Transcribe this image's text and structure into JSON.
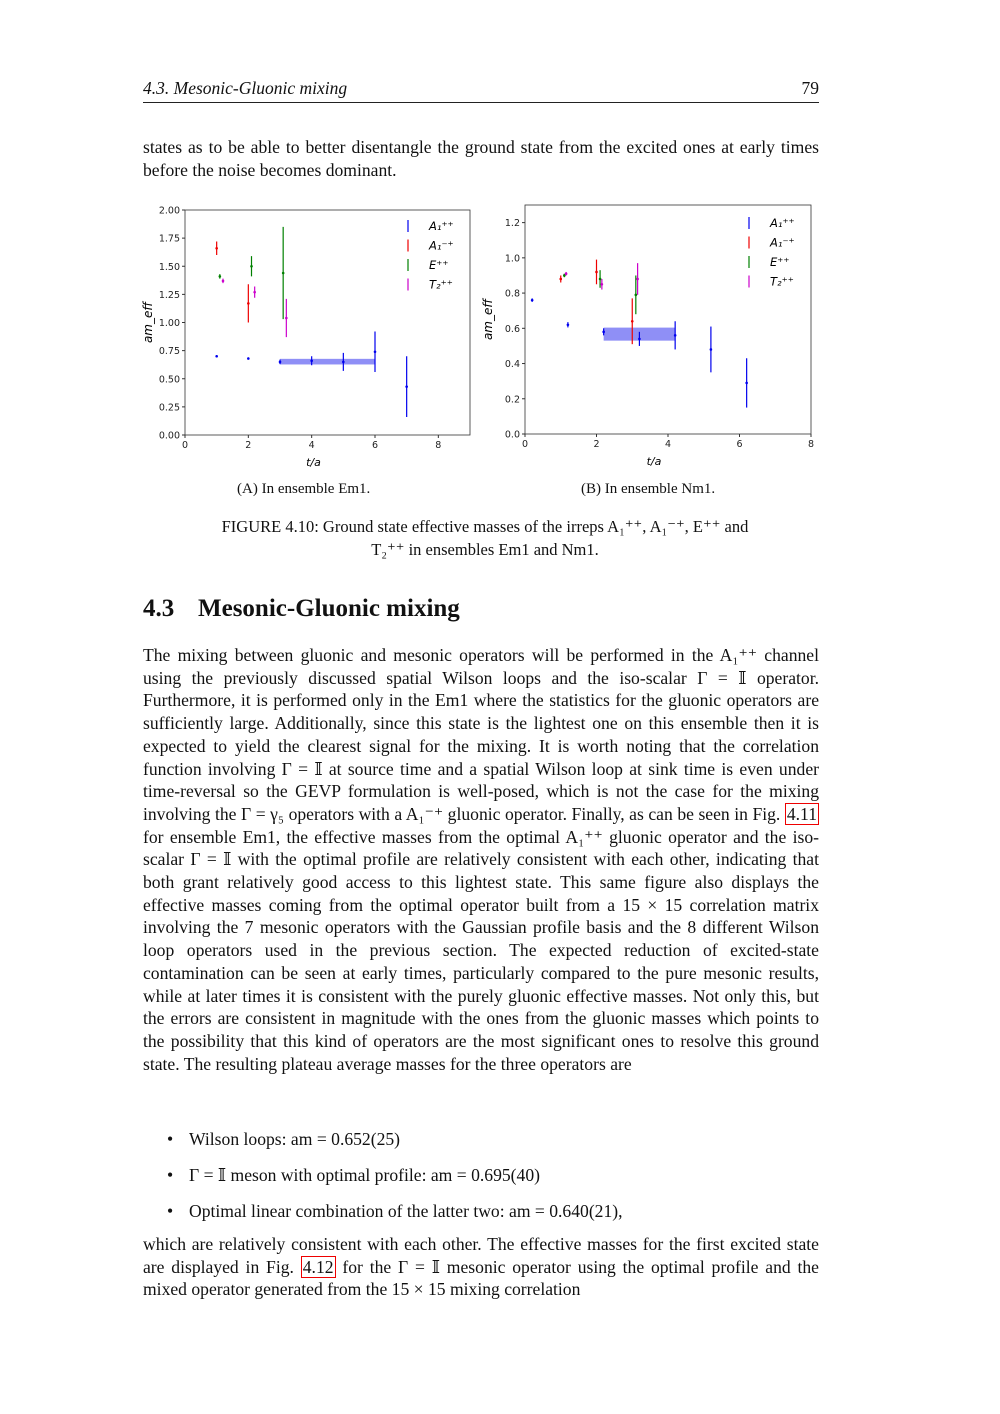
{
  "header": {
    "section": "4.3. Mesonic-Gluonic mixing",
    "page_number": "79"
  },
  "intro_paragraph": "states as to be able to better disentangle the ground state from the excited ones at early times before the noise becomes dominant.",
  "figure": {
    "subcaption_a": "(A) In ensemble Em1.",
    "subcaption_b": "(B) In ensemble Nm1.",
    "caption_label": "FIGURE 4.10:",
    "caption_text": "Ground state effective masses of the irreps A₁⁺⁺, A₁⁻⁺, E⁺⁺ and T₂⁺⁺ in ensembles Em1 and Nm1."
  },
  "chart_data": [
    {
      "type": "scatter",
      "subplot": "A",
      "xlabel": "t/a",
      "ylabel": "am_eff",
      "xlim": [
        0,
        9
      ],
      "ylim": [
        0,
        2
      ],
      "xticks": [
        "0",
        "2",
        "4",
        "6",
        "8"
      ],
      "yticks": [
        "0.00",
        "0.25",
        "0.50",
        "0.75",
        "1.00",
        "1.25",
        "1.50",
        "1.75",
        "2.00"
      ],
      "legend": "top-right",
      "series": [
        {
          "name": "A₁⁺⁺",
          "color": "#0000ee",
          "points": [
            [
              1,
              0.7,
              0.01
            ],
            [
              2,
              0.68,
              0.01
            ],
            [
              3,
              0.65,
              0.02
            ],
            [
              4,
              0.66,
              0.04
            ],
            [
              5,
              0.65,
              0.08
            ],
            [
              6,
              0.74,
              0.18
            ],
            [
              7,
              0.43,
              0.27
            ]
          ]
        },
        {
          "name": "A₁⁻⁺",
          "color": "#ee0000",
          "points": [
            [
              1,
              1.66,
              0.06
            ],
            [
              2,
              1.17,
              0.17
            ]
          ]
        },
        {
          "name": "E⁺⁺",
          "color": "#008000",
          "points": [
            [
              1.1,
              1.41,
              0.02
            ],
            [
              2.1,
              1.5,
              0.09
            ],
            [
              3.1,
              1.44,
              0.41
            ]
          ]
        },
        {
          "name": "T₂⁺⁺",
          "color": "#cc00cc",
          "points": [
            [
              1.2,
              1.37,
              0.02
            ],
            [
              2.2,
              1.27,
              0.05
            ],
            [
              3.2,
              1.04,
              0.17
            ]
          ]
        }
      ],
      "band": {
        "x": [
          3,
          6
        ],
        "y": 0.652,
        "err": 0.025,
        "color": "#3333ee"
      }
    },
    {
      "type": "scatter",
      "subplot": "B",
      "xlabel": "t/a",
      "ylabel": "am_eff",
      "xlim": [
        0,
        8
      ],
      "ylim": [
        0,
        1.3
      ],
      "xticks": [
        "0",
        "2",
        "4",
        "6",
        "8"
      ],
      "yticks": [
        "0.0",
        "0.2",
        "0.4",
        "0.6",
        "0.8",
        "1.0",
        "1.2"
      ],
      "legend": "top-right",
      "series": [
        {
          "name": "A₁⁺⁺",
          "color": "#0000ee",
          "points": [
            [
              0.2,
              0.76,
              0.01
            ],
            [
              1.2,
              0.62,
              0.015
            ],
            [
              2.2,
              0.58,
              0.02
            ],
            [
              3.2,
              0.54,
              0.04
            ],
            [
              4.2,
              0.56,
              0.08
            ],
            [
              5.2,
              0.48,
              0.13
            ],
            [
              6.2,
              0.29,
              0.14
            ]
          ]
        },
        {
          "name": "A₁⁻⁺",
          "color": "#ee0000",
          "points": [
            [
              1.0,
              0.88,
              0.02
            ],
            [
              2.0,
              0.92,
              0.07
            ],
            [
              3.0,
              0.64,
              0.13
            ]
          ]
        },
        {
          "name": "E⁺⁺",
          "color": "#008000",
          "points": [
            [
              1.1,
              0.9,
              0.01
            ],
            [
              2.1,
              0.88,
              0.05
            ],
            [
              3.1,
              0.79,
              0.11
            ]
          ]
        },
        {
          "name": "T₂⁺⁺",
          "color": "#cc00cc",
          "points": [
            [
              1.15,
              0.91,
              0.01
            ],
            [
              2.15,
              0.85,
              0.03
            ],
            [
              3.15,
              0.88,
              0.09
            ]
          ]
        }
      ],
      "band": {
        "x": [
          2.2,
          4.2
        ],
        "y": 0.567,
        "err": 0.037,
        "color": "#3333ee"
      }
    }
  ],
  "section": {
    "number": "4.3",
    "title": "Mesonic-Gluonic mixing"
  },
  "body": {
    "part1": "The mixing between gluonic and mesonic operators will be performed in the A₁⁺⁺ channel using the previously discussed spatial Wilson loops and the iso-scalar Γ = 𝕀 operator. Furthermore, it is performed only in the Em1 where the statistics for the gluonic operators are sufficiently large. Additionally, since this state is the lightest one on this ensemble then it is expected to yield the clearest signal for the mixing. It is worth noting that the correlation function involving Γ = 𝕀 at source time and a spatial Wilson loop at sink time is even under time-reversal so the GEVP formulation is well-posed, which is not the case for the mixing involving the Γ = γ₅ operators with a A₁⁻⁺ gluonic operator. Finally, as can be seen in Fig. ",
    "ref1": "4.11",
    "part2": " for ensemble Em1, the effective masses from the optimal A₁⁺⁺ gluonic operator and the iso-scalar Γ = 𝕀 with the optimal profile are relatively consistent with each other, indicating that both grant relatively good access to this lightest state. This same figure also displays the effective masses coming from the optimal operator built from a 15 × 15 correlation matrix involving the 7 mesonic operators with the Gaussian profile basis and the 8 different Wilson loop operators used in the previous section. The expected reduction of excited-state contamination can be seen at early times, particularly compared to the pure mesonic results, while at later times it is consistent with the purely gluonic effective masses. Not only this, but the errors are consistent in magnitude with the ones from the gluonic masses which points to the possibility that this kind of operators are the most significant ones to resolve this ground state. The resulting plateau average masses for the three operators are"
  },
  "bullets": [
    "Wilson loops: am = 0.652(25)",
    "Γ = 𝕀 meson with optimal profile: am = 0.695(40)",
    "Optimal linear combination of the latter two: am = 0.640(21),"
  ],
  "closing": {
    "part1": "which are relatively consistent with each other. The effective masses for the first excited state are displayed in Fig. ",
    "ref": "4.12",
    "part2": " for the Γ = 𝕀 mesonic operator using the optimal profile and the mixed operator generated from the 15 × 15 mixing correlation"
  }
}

---

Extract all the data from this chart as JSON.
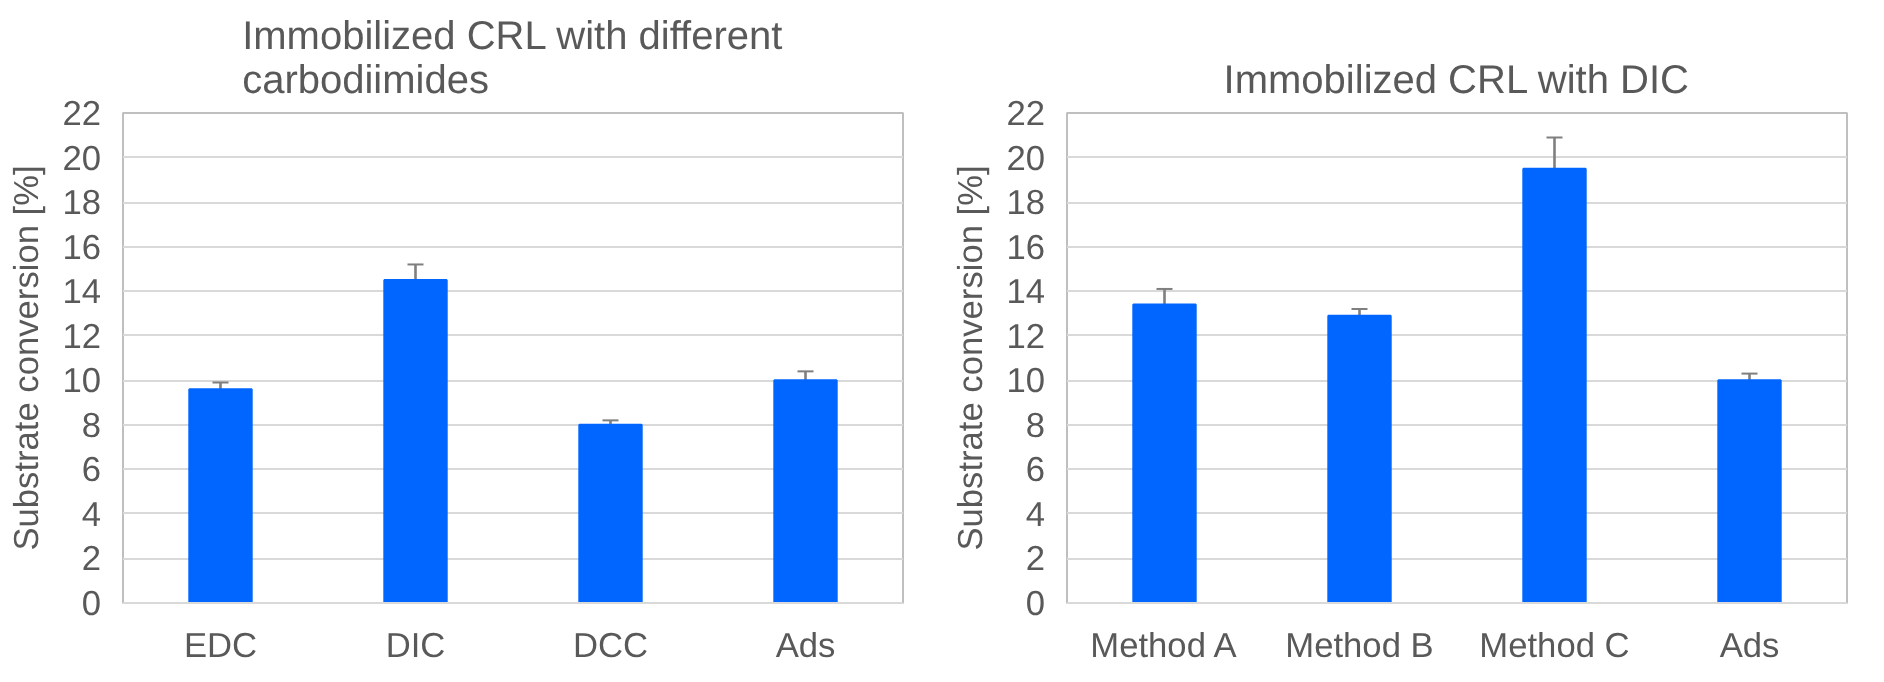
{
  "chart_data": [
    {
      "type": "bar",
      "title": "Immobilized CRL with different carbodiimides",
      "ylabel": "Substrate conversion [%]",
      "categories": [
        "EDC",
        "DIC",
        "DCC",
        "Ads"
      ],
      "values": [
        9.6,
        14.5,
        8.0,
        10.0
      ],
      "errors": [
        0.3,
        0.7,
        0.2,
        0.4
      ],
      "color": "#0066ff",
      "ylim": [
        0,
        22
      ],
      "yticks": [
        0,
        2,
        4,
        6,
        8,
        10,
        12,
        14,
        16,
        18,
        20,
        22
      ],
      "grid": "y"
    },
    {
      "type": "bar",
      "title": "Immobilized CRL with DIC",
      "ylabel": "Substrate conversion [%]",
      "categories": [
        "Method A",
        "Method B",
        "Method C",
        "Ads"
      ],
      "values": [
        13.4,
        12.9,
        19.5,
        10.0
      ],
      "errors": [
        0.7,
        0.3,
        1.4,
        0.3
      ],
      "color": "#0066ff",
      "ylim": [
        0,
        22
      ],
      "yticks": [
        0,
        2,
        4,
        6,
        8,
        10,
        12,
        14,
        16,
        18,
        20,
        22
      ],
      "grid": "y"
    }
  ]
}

- [Work to do] Which lines contain the word "Immobilized"? Copy each of them.

- [The reply]
      "title": "Immobilized CRL with different carbodiimides",
      "title": "Immobilized CRL with DIC",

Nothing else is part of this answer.